'''
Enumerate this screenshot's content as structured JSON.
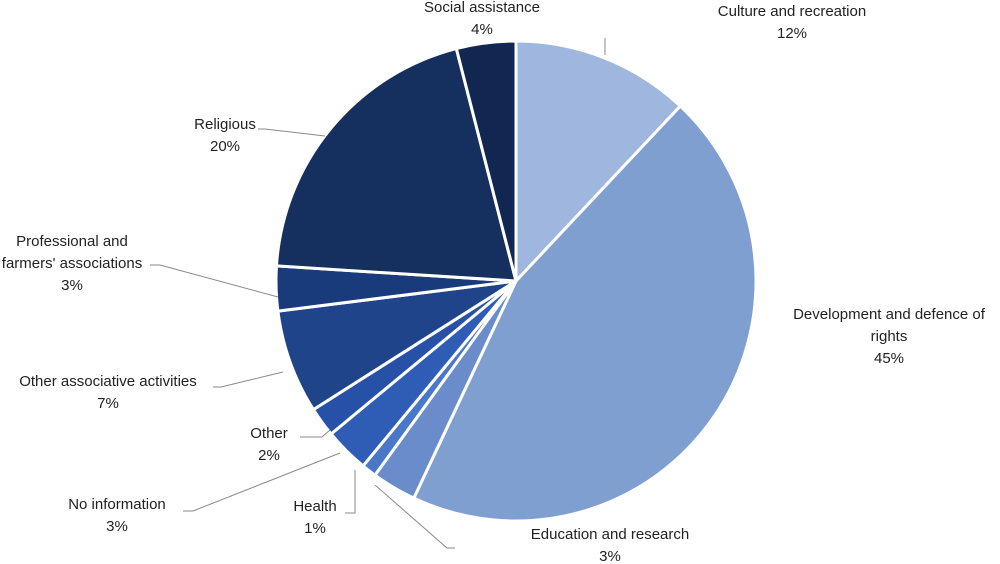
{
  "chart_data": {
    "type": "pie",
    "categories": [
      "Culture and recreation",
      "Development and defence of rights",
      "Education and research",
      "Health",
      "No information",
      "Other",
      "Other associative activities",
      "Professional and farmers' associations",
      "Religious",
      "Social assistance"
    ],
    "values": [
      12,
      45,
      3,
      1,
      3,
      2,
      7,
      3,
      20,
      4
    ],
    "value_labels": [
      "12%",
      "45%",
      "3%",
      "1%",
      "3%",
      "2%",
      "7%",
      "3%",
      "20%",
      "4%"
    ],
    "colors": [
      "#9fb6de",
      "#809fd1",
      "#6a8ccb",
      "#4a78c8",
      "#2f5db6",
      "#2751a6",
      "#1f448a",
      "#1a3b7b",
      "#15305f",
      "#112650"
    ]
  }
}
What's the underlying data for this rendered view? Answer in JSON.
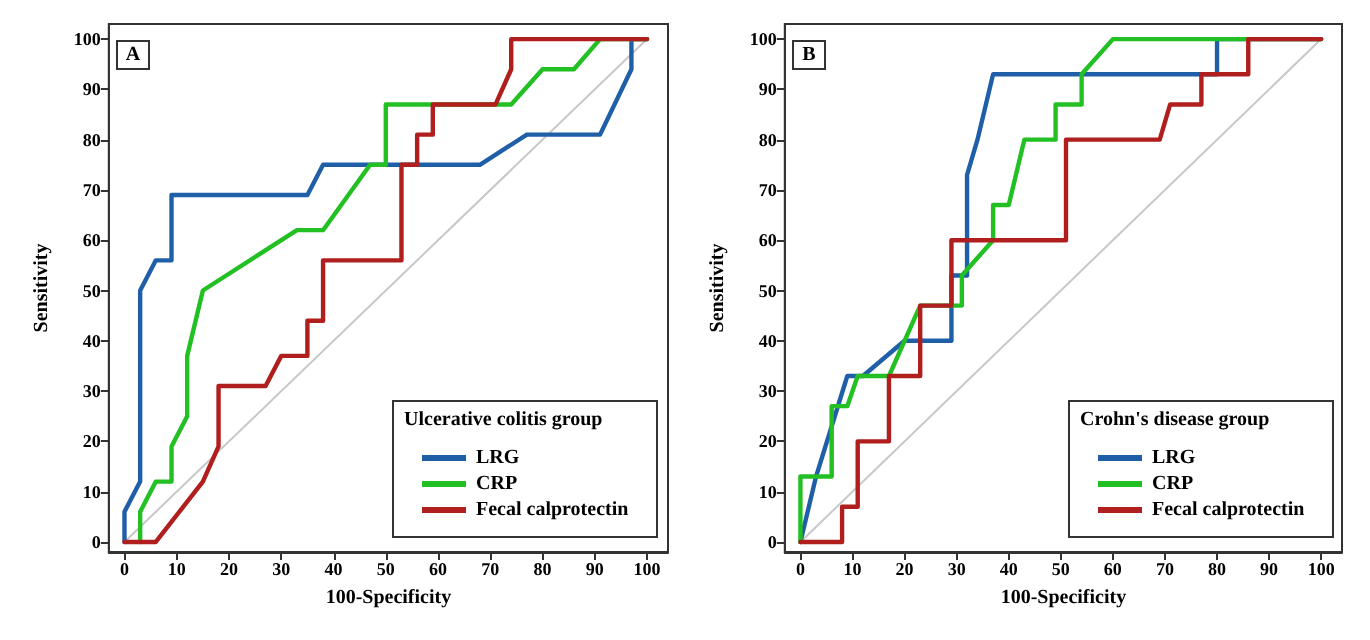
{
  "chart_data": [
    {
      "type": "line",
      "annotations": [
        "A"
      ],
      "xlabel": "100-Specificity",
      "ylabel": "Sensitivity",
      "legend_title": "Ulcerative colitis group",
      "xlim": [
        -3,
        104
      ],
      "ylim": [
        -2,
        103
      ],
      "xticks": [
        0,
        10,
        20,
        30,
        40,
        50,
        60,
        70,
        80,
        90,
        100
      ],
      "yticks": [
        0,
        10,
        20,
        30,
        40,
        50,
        60,
        70,
        80,
        90,
        100
      ],
      "grid": false,
      "legend": "bottom right",
      "marker": "none",
      "line_style": "solid",
      "series": [
        {
          "color": "#c8c8c8",
          "x": [
            0,
            100
          ],
          "values": [
            0,
            100
          ]
        },
        {
          "name": "LRG",
          "color": "#1f5fa8",
          "x": [
            0,
            0,
            3,
            3,
            6,
            9,
            9,
            35,
            38,
            68,
            77,
            91,
            97,
            97,
            100
          ],
          "values": [
            0,
            6,
            12,
            50,
            56,
            56,
            69,
            69,
            75,
            75,
            81,
            81,
            94,
            100,
            100
          ]
        },
        {
          "name": "CRP",
          "color": "#22c022",
          "x": [
            3,
            3,
            6,
            9,
            9,
            12,
            12,
            15,
            33,
            38,
            47,
            50,
            50,
            74,
            80,
            86,
            91,
            100
          ],
          "values": [
            0,
            6,
            12,
            12,
            19,
            25,
            37,
            50,
            62,
            62,
            75,
            75,
            87,
            87,
            94,
            94,
            100,
            100
          ]
        },
        {
          "name": "Fecal calprotectin",
          "color": "#b01e1e",
          "x": [
            0,
            6,
            15,
            18,
            18,
            27,
            30,
            35,
            35,
            38,
            38,
            53,
            53,
            56,
            56,
            59,
            59,
            71,
            74,
            74,
            100
          ],
          "values": [
            0,
            0,
            12,
            19,
            31,
            31,
            37,
            37,
            44,
            44,
            56,
            56,
            75,
            75,
            81,
            81,
            87,
            87,
            94,
            100,
            100
          ]
        }
      ]
    },
    {
      "type": "line",
      "annotations": [
        "B"
      ],
      "xlabel": "100-Specificity",
      "ylabel": "Sensitivity",
      "legend_title": "Crohn's disease group",
      "xlim": [
        -3,
        104
      ],
      "ylim": [
        -2,
        103
      ],
      "xticks": [
        0,
        10,
        20,
        30,
        40,
        50,
        60,
        70,
        80,
        90,
        100
      ],
      "yticks": [
        0,
        10,
        20,
        30,
        40,
        50,
        60,
        70,
        80,
        90,
        100
      ],
      "grid": false,
      "legend": "bottom right",
      "marker": "none",
      "line_style": "solid",
      "series": [
        {
          "color": "#c8c8c8",
          "x": [
            0,
            100
          ],
          "values": [
            0,
            100
          ]
        },
        {
          "name": "LRG",
          "color": "#1f5fa8",
          "x": [
            0,
            3,
            9,
            12,
            20,
            29,
            29,
            32,
            32,
            34,
            37,
            80,
            80,
            100
          ],
          "values": [
            0,
            13,
            33,
            33,
            40,
            40,
            53,
            53,
            73,
            80,
            93,
            93,
            100,
            100
          ]
        },
        {
          "name": "CRP",
          "color": "#22c022",
          "x": [
            0,
            0,
            6,
            6,
            9,
            11,
            17,
            23,
            31,
            31,
            37,
            37,
            40,
            43,
            49,
            49,
            54,
            54,
            60,
            100
          ],
          "values": [
            0,
            13,
            13,
            27,
            27,
            33,
            33,
            47,
            47,
            53,
            60,
            67,
            67,
            80,
            80,
            87,
            87,
            93,
            100,
            100
          ]
        },
        {
          "name": "Fecal calprotectin",
          "color": "#b01e1e",
          "x": [
            0,
            8,
            8,
            11,
            11,
            17,
            17,
            23,
            23,
            29,
            29,
            51,
            51,
            69,
            71,
            77,
            77,
            86,
            86,
            100
          ],
          "values": [
            0,
            0,
            7,
            7,
            20,
            20,
            33,
            33,
            47,
            47,
            60,
            60,
            80,
            80,
            87,
            87,
            93,
            93,
            100,
            100
          ]
        }
      ]
    }
  ]
}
'''
- _Task prompt_: From start to finish, output the listing exactly, but omit its pictures.

- _Answer for the task_:
Enumerate this screenshot's content as structured JSON.
{
  "chart_data": {
    "type": "pie",
    "categories": [
      "Culture and recreation",
      "Development and defence of rights",
      "Education and research",
      "Health",
      "No information",
      "Other",
      "Other associative activities",
      "Professional and farmers' associations",
      "Religious",
      "Social assistance"
    ],
    "values": [
      12,
      45,
      3,
      1,
      3,
      2,
      7,
      3,
      20,
      4
    ],
    "value_labels": [
      "12%",
      "45%",
      "3%",
      "1%",
      "3%",
      "2%",
      "7%",
      "3%",
      "20%",
      "4%"
    ],
    "colors": [
      "#9fb6de",
      "#809fd1",
      "#6a8ccb",
      "#4a78c8",
      "#2f5db6",
      "#2751a6",
      "#1f448a",
      "#1a3b7b",
      "#15305f",
      "#112650"
    ]
  }
}
What's the underlying data for this rendered view? Answer in JSON.
{
  "chart_data": [
    {
      "type": "line",
      "annotations": [
        "A"
      ],
      "xlabel": "100-Specificity",
      "ylabel": "Sensitivity",
      "legend_title": "Ulcerative colitis group",
      "xlim": [
        -3,
        104
      ],
      "ylim": [
        -2,
        103
      ],
      "xticks": [
        0,
        10,
        20,
        30,
        40,
        50,
        60,
        70,
        80,
        90,
        100
      ],
      "yticks": [
        0,
        10,
        20,
        30,
        40,
        50,
        60,
        70,
        80,
        90,
        100
      ],
      "grid": false,
      "legend": "bottom right",
      "marker": "none",
      "line_style": "solid",
      "series": [
        {
          "color": "#c8c8c8",
          "x": [
            0,
            100
          ],
          "values": [
            0,
            100
          ]
        },
        {
          "name": "LRG",
          "color": "#1f5fa8",
          "x": [
            0,
            0,
            3,
            3,
            6,
            9,
            9,
            35,
            38,
            68,
            77,
            91,
            97,
            97,
            100
          ],
          "values": [
            0,
            6,
            12,
            50,
            56,
            56,
            69,
            69,
            75,
            75,
            81,
            81,
            94,
            100,
            100
          ]
        },
        {
          "name": "CRP",
          "color": "#22c022",
          "x": [
            3,
            3,
            6,
            9,
            9,
            12,
            12,
            15,
            33,
            38,
            47,
            50,
            50,
            74,
            80,
            86,
            91,
            100
          ],
          "values": [
            0,
            6,
            12,
            12,
            19,
            25,
            37,
            50,
            62,
            62,
            75,
            75,
            87,
            87,
            94,
            94,
            100,
            100
          ]
        },
        {
          "name": "Fecal calprotectin",
          "color": "#b01e1e",
          "x": [
            0,
            6,
            15,
            18,
            18,
            27,
            30,
            35,
            35,
            38,
            38,
            53,
            53,
            56,
            56,
            59,
            59,
            71,
            74,
            74,
            100
          ],
          "values": [
            0,
            0,
            12,
            19,
            31,
            31,
            37,
            37,
            44,
            44,
            56,
            56,
            75,
            75,
            81,
            81,
            87,
            87,
            94,
            100,
            100
          ]
        }
      ]
    },
    {
      "type": "line",
      "annotations": [
        "B"
      ],
      "xlabel": "100-Specificity",
      "ylabel": "Sensitivity",
      "legend_title": "Crohn's disease group",
      "xlim": [
        -3,
        104
      ],
      "ylim": [
        -2,
        103
      ],
      "xticks": [
        0,
        10,
        20,
        30,
        40,
        50,
        60,
        70,
        80,
        90,
        100
      ],
      "yticks": [
        0,
        10,
        20,
        30,
        40,
        50,
        60,
        70,
        80,
        90,
        100
      ],
      "grid": false,
      "legend": "bottom right",
      "marker": "none",
      "line_style": "solid",
      "series": [
        {
          "color": "#c8c8c8",
          "x": [
            0,
            100
          ],
          "values": [
            0,
            100
          ]
        },
        {
          "name": "LRG",
          "color": "#1f5fa8",
          "x": [
            0,
            3,
            9,
            12,
            20,
            29,
            29,
            32,
            32,
            34,
            37,
            80,
            80,
            100
          ],
          "values": [
            0,
            13,
            33,
            33,
            40,
            40,
            53,
            53,
            73,
            80,
            93,
            93,
            100,
            100
          ]
        },
        {
          "name": "CRP",
          "color": "#22c022",
          "x": [
            0,
            0,
            6,
            6,
            9,
            11,
            17,
            23,
            31,
            31,
            37,
            37,
            40,
            43,
            49,
            49,
            54,
            54,
            60,
            100
          ],
          "values": [
            0,
            13,
            13,
            27,
            27,
            33,
            33,
            47,
            47,
            53,
            60,
            67,
            67,
            80,
            80,
            87,
            87,
            93,
            100,
            100
          ]
        },
        {
          "name": "Fecal calprotectin",
          "color": "#b01e1e",
          "x": [
            0,
            8,
            8,
            11,
            11,
            17,
            17,
            23,
            23,
            29,
            29,
            51,
            51,
            69,
            71,
            77,
            77,
            86,
            86,
            100
          ],
          "values": [
            0,
            0,
            7,
            7,
            20,
            20,
            33,
            33,
            47,
            47,
            60,
            60,
            80,
            80,
            87,
            87,
            93,
            93,
            100,
            100
          ]
        }
      ]
    }
  ]
}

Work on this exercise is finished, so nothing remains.